It is required that all of the data be written out exactly.

** START **

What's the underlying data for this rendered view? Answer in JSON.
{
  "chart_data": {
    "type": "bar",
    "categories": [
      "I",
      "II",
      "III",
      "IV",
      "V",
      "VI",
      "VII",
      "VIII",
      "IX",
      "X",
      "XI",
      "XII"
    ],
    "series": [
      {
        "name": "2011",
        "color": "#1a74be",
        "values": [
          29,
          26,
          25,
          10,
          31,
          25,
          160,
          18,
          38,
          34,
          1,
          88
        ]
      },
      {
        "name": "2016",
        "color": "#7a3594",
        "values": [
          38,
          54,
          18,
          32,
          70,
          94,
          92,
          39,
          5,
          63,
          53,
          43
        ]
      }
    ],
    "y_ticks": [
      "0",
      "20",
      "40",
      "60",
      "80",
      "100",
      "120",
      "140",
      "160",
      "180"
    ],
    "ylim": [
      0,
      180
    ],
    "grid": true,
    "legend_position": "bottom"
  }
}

** END **

WRITTEN SOLUTION:
What's the underlying data for this rendered view? Answer in JSON.
{
  "chart_data": {
    "type": "bar",
    "categories": [
      "I",
      "II",
      "III",
      "IV",
      "V",
      "VI",
      "VII",
      "VIII",
      "IX",
      "X",
      "XI",
      "XII"
    ],
    "series": [
      {
        "name": "2011",
        "color": "#1a74be",
        "values": [
          29,
          26,
          25,
          10,
          31,
          25,
          160,
          18,
          38,
          34,
          1,
          88
        ]
      },
      {
        "name": "2016",
        "color": "#7a3594",
        "values": [
          38,
          54,
          18,
          32,
          70,
          94,
          92,
          39,
          5,
          63,
          53,
          43
        ]
      }
    ],
    "y_ticks": [
      "0",
      "20",
      "40",
      "60",
      "80",
      "100",
      "120",
      "140",
      "160",
      "180"
    ],
    "ylim": [
      0,
      180
    ],
    "grid": true,
    "legend_position": "bottom"
  }
}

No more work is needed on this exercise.